___ Records for this exercise
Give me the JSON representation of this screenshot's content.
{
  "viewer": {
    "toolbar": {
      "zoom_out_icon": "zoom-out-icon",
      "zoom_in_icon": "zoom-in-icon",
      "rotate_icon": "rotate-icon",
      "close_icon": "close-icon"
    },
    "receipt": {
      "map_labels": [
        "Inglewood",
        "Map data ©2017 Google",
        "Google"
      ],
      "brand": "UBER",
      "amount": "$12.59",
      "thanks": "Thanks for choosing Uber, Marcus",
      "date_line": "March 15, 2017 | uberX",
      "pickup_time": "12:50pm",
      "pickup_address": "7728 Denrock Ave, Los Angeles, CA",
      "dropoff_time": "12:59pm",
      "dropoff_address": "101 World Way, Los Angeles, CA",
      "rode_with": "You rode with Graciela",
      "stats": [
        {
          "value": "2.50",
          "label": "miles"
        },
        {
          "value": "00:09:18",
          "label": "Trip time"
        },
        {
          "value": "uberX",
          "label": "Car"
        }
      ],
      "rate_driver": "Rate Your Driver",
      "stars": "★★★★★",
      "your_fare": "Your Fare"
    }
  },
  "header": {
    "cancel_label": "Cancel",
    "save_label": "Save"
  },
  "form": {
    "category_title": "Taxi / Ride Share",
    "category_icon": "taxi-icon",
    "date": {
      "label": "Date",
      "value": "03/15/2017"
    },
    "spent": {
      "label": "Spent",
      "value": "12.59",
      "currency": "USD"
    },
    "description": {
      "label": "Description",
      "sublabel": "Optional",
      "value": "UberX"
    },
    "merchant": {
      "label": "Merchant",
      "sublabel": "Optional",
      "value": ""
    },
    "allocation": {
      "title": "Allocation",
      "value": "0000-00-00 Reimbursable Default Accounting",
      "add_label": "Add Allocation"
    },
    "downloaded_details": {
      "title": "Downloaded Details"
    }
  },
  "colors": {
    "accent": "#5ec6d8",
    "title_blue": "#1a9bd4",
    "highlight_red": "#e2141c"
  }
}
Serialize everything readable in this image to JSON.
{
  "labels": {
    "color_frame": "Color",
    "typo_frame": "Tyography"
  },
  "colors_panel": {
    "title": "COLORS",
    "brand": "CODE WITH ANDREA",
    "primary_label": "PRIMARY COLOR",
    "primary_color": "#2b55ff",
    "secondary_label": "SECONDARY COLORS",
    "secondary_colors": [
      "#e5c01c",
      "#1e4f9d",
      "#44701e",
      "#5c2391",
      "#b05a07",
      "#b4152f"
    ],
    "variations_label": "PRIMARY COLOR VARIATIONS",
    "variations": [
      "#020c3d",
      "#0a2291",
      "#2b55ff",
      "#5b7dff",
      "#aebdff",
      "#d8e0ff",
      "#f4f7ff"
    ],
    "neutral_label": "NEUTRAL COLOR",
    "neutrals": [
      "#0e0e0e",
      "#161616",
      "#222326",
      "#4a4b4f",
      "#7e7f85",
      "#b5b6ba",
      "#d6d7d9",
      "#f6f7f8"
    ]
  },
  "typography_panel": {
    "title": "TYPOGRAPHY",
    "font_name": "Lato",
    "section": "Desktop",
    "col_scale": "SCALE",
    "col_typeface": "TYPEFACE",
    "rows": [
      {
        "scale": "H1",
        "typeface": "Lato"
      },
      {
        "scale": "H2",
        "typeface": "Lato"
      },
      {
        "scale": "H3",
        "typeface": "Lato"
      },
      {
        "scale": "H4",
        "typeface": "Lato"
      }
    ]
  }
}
______
**Problem to solve**. Identify each line in the entries with the word "JSON" and copy it.

**Exercise answer**.
Give me the JSON representation of this screenshot's content.
Serialize everything readable in this image to JSON.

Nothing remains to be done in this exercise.